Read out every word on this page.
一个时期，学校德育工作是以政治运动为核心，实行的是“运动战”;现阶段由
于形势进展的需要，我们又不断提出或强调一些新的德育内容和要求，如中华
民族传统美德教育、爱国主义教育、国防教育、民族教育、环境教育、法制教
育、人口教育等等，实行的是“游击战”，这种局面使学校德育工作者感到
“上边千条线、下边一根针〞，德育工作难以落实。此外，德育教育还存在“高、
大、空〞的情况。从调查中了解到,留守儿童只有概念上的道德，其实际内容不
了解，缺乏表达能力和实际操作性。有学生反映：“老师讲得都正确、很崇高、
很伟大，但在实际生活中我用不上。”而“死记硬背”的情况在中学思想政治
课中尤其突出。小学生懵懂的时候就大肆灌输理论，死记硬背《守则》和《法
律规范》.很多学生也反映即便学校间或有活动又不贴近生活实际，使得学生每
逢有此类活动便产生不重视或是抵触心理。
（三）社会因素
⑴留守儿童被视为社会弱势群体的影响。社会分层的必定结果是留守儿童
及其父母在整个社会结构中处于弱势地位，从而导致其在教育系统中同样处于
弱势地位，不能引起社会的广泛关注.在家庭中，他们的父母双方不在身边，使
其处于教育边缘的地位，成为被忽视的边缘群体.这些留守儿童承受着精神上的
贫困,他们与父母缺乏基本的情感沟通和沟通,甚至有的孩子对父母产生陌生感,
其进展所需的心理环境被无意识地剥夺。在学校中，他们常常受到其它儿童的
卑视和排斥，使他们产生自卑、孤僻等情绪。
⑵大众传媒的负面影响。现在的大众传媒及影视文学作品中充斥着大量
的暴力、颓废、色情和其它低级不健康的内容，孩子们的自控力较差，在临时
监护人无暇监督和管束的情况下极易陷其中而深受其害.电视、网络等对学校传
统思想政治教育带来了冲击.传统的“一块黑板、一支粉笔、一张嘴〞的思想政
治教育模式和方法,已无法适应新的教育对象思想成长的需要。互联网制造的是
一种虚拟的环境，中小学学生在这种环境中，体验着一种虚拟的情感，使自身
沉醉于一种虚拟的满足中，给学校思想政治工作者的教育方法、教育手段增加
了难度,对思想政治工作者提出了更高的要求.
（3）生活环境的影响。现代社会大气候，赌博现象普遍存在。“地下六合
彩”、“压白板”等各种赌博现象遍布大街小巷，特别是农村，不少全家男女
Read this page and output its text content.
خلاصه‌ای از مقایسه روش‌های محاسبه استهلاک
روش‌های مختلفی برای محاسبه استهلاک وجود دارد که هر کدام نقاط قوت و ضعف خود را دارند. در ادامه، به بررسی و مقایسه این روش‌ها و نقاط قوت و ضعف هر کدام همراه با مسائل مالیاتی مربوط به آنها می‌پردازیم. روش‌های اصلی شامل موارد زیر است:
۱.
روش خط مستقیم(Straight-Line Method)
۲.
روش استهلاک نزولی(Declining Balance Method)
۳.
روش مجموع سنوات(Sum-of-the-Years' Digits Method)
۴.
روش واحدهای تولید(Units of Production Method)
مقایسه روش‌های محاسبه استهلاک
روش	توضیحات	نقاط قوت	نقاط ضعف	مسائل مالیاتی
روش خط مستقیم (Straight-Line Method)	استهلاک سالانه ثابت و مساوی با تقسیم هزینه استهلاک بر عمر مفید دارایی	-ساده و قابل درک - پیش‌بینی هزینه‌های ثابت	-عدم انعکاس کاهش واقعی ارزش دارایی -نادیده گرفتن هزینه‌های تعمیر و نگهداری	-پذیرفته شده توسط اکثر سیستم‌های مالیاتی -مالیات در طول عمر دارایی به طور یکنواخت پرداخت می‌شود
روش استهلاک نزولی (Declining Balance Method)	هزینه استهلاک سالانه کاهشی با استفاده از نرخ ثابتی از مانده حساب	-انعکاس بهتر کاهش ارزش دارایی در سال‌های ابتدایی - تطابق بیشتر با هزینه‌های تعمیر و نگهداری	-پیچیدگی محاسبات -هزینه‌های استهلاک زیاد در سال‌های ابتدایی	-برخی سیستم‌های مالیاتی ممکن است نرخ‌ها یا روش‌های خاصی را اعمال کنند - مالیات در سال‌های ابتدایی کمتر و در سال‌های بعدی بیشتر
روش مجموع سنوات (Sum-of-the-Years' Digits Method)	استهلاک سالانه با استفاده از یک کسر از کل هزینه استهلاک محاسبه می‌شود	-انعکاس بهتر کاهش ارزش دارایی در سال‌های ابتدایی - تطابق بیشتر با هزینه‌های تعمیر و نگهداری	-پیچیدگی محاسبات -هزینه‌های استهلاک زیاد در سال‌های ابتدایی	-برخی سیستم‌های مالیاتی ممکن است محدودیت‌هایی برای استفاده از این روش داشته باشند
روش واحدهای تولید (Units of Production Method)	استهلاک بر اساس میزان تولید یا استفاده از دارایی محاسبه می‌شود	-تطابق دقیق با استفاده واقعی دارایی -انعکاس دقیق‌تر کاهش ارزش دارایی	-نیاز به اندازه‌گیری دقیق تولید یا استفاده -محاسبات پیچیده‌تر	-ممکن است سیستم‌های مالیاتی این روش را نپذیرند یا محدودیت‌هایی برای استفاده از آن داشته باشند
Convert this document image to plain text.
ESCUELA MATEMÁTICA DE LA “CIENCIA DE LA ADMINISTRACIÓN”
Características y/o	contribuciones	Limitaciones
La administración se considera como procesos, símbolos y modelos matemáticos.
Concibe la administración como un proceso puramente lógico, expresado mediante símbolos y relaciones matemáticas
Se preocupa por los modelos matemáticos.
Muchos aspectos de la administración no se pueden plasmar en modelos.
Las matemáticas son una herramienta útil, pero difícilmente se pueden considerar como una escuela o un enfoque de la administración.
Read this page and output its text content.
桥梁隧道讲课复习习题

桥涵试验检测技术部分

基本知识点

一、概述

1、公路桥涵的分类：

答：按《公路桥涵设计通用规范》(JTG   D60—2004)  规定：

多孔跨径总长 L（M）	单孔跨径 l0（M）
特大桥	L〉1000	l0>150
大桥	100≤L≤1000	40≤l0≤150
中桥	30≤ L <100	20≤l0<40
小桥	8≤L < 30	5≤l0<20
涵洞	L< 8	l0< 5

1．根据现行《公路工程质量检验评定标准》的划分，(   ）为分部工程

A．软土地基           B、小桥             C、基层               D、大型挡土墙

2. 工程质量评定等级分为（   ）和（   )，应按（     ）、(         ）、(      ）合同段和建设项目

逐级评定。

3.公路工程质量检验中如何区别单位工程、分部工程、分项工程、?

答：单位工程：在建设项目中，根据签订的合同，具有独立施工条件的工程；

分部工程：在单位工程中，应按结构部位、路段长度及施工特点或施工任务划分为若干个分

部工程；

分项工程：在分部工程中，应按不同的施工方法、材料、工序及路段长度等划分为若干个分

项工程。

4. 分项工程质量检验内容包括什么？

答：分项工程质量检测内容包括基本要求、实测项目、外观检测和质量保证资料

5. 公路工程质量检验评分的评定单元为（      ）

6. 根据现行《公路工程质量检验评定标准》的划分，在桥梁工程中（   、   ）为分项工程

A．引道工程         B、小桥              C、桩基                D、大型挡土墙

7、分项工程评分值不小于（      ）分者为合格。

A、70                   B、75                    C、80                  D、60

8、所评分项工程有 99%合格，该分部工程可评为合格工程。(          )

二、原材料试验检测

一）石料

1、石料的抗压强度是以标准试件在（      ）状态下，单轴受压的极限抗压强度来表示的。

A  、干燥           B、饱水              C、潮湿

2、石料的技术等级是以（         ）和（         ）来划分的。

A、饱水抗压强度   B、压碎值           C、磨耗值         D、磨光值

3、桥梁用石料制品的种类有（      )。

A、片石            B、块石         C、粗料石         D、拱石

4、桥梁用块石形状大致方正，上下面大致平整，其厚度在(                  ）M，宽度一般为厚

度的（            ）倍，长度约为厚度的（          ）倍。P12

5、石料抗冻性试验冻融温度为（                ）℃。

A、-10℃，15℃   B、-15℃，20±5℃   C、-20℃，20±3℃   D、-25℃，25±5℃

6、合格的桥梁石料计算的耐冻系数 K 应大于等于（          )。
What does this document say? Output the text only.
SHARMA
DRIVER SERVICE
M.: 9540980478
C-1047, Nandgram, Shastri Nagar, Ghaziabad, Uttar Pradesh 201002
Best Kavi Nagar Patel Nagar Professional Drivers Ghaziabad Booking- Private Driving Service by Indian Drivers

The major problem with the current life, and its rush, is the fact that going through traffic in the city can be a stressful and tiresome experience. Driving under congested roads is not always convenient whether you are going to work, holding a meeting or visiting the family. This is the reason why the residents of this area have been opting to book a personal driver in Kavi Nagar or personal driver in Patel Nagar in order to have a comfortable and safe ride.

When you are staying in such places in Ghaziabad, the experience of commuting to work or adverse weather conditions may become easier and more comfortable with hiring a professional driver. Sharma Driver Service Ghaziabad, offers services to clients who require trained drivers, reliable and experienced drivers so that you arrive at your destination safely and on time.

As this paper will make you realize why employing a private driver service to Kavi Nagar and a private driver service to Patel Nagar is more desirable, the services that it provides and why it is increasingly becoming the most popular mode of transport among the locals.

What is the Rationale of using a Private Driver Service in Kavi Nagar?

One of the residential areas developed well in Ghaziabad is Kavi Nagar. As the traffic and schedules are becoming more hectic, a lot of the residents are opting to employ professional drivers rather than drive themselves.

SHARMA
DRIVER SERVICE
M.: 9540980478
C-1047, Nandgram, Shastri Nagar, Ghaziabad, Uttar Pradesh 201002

* * * * *

## Instructions to follow
Say the number of lines in the records above that include the string "مسائل", and no more.

## Result of the exercise
2